*DIRECTION*
Render every entry exactly as it appears.

*MATERIAL FOR THE TASK*
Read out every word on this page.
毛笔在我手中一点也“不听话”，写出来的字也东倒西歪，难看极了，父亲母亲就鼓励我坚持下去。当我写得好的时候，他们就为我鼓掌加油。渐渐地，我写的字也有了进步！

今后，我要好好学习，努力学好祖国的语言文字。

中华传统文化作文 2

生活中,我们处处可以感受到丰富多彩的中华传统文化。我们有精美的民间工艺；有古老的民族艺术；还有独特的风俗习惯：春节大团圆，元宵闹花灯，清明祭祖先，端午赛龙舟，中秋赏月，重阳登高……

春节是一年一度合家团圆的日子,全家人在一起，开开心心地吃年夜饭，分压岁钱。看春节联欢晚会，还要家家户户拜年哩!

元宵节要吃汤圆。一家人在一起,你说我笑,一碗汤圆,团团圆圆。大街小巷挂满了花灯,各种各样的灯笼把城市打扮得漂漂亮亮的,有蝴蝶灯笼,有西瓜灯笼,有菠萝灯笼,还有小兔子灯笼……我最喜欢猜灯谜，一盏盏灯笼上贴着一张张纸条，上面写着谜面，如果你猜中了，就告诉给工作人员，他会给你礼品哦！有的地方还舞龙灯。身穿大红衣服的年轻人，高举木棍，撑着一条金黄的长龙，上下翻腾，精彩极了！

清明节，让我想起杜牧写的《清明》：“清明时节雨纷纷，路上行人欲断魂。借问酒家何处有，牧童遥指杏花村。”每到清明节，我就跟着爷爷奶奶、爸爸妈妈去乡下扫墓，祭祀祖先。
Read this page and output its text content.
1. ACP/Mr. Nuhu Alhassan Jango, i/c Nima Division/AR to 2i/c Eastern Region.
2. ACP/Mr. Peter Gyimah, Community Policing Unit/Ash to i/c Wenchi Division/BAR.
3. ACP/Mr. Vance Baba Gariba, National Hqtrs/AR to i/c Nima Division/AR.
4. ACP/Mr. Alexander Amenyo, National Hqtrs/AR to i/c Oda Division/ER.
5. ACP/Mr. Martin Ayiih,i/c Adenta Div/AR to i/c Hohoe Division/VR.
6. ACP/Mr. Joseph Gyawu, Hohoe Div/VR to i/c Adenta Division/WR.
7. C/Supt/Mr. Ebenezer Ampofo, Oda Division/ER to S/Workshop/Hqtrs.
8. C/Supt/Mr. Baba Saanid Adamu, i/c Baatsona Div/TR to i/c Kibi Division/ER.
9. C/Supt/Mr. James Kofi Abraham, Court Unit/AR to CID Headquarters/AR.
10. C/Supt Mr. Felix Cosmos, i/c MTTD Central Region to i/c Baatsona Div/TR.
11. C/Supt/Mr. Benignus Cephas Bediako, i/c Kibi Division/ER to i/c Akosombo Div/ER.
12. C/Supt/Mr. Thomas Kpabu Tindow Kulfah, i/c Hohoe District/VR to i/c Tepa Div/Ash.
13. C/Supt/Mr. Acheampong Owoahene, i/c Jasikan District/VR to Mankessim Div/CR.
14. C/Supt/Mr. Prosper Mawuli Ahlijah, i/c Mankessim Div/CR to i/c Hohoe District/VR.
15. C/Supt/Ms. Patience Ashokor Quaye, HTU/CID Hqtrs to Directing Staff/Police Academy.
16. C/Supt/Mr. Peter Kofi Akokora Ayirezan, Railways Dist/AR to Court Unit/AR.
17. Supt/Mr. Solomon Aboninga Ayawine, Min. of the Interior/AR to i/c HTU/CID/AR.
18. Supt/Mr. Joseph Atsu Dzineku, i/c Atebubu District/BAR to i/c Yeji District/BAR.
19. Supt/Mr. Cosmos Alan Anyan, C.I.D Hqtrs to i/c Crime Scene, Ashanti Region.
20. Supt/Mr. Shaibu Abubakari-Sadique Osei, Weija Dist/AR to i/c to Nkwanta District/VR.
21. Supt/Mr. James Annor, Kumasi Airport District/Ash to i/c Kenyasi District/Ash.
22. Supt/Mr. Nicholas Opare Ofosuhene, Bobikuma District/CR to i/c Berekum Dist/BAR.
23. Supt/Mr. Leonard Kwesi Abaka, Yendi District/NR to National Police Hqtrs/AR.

*ANSWER*
Read out every word on this page.
毛笔在我手中一点也“不听话”，写出来的字也东倒西歪，难看极了，父亲母亲就鼓励我坚持下去。当我写得好的时候，他们就为我鼓掌加油。渐渐地，我写的字也有了进步！

今后，我要好好学习，努力学好祖国的语言文字。

中华传统文化作文 2

生活中,我们处处可以感受到丰富多彩的中华传统文化。我们有精美的民间工艺；有古老的民族艺术；还有独特的风俗习惯：春节大团圆，元宵闹花灯，清明祭祖先，端午赛龙舟，中秋赏月，重阳登高……

春节是一年一度合家团圆的日子,全家人在一起，开开心心地吃年夜饭，分压岁钱。看春节联欢晚会，还要家家户户拜年哩!

元宵节要吃汤圆。一家人在一起,你说我笑,一碗汤圆,团团圆圆。大街小巷挂满了花灯,各种各样的灯笼把城市打扮得漂漂亮亮的,有蝴蝶灯笼,有西瓜灯笼,有菠萝灯笼,还有小兔子灯笼……我最喜欢猜灯谜，一盏盏灯笼上贴着一张张纸条，上面写着谜面，如果你猜中了，就告诉给工作人员，他会给你礼品哦！有的地方还舞龙灯。身穿大红衣服的年轻人，高举木棍，撑着一条金黄的长龙，上下翻腾，精彩极了！

清明节，让我想起杜牧写的《清明》：“清明时节雨纷纷，路上行人欲断魂。借问酒家何处有，牧童遥指杏花村。”每到清明节，我就跟着爷爷奶奶、爸爸妈妈去乡下扫墓，祭祀祖先。
Read this page and output its text content.
1. ACP/Mr. Nuhu Alhassan Jango, i/c Nima Division/AR to 2i/c Eastern Region.
2. ACP/Mr. Peter Gyimah, Community Policing Unit/Ash to i/c Wenchi Division/BAR.
3. ACP/Mr. Vance Baba Gariba, National Hqtrs/AR to i/c Nima Division/AR.
4. ACP/Mr. Alexander Amenyo, National Hqtrs/AR to i/c Oda Division/ER.
5. ACP/Mr. Martin Ayiih,i/c Adenta Div/AR to i/c Hohoe Division/VR.
6. ACP/Mr. Joseph Gyawu, Hohoe Div/VR to i/c Adenta Division/WR.
7. C/Supt/Mr. Ebenezer Ampofo, Oda Division/ER to S/Workshop/Hqtrs.
8. C/Supt/Mr. Baba Saanid Adamu, i/c Baatsona Div/TR to i/c Kibi Division/ER.
9. C/Supt/Mr. James Kofi Abraham, Court Unit/AR to CID Headquarters/AR.
10. C/Supt Mr. Felix Cosmos, i/c MTTD Central Region to i/c Baatsona Div/TR.
11. C/Supt/Mr. Benignus Cephas Bediako, i/c Kibi Division/ER to i/c Akosombo Div/ER.
12. C/Supt/Mr. Thomas Kpabu Tindow Kulfah, i/c Hohoe District/VR to i/c Tepa Div/Ash.
13. C/Supt/Mr. Acheampong Owoahene, i/c Jasikan District/VR to Mankessim Div/CR.
14. C/Supt/Mr. Prosper Mawuli Ahlijah, i/c Mankessim Div/CR to i/c Hohoe District/VR.
15. C/Supt/Ms. Patience Ashokor Quaye, HTU/CID Hqtrs to Directing Staff/Police Academy.
16. C/Supt/Mr. Peter Kofi Akokora Ayirezan, Railways Dist/AR to Court Unit/AR.
17. Supt/Mr. Solomon Aboninga Ayawine, Min. of the Interior/AR to i/c HTU/CID/AR.
18. Supt/Mr. Joseph Atsu Dzineku, i/c Atebubu District/BAR to i/c Yeji District/BAR.
19. Supt/Mr. Cosmos Alan Anyan, C.I.D Hqtrs to i/c Crime Scene, Ashanti Region.
20. Supt/Mr. Shaibu Abubakari-Sadique Osei, Weija Dist/AR to i/c to Nkwanta District/VR.
21. Supt/Mr. James Annor, Kumasi Airport District/Ash to i/c Kenyasi District/Ash.
22. Supt/Mr. Nicholas Opare Ofosuhene, Bobikuma District/CR to i/c Berekum Dist/BAR.
23. Supt/Mr. Leonard Kwesi Abaka, Yendi District/NR to National Police Hqtrs/AR.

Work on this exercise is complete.